The records that follow are to be repeated without alteration.

Data records:
* START *
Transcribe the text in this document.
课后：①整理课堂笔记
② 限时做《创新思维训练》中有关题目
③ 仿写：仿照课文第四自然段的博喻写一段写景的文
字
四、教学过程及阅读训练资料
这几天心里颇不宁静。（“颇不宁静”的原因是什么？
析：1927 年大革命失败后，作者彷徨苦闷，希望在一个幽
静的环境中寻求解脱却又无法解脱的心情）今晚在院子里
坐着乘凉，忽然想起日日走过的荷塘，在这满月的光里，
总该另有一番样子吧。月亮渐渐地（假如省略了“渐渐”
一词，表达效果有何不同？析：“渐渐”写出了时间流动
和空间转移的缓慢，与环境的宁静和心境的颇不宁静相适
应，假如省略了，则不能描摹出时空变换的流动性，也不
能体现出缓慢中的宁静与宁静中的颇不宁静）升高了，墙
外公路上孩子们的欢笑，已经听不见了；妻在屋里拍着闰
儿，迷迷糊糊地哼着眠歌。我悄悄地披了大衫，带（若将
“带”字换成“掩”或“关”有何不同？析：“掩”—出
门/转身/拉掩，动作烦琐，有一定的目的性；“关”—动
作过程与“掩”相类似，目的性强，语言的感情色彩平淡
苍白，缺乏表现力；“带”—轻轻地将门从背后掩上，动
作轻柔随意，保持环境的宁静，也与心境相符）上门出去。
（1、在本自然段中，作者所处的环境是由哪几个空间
* END *
## [Finished answer]
Transcribe the text in this document.
课后：①整理课堂笔记
② 限时做《创新思维训练》中有关题目
③ 仿写：仿照课文第四自然段的博喻写一段写景的文
字
四、教学过程及阅读训练资料
这几天心里颇不宁静。（“颇不宁静”的原因是什么？
析：1927 年大革命失败后，作者彷徨苦闷，希望在一个幽
静的环境中寻求解脱却又无法解脱的心情）今晚在院子里
坐着乘凉，忽然想起日日走过的荷塘，在这满月的光里，
总该另有一番样子吧。月亮渐渐地（假如省略了“渐渐”
一词，表达效果有何不同？析：“渐渐”写出了时间流动
和空间转移的缓慢，与环境的宁静和心境的颇不宁静相适
应，假如省略了，则不能描摹出时空变换的流动性，也不
能体现出缓慢中的宁静与宁静中的颇不宁静）升高了，墙
外公路上孩子们的欢笑，已经听不见了；妻在屋里拍着闰
儿，迷迷糊糊地哼着眠歌。我悄悄地披了大衫，带（若将
“带”字换成“掩”或“关”有何不同？析：“掩”—出
门/转身/拉掩，动作烦琐，有一定的目的性；“关”—动
作过程与“掩”相类似，目的性强，语言的感情色彩平淡
苍白，缺乏表现力；“带”—轻轻地将门从背后掩上，动
作轻柔随意，保持环境的宁静，也与心境相符）上门出去。
（1、在本自然段中，作者所处的环境是由哪几个空间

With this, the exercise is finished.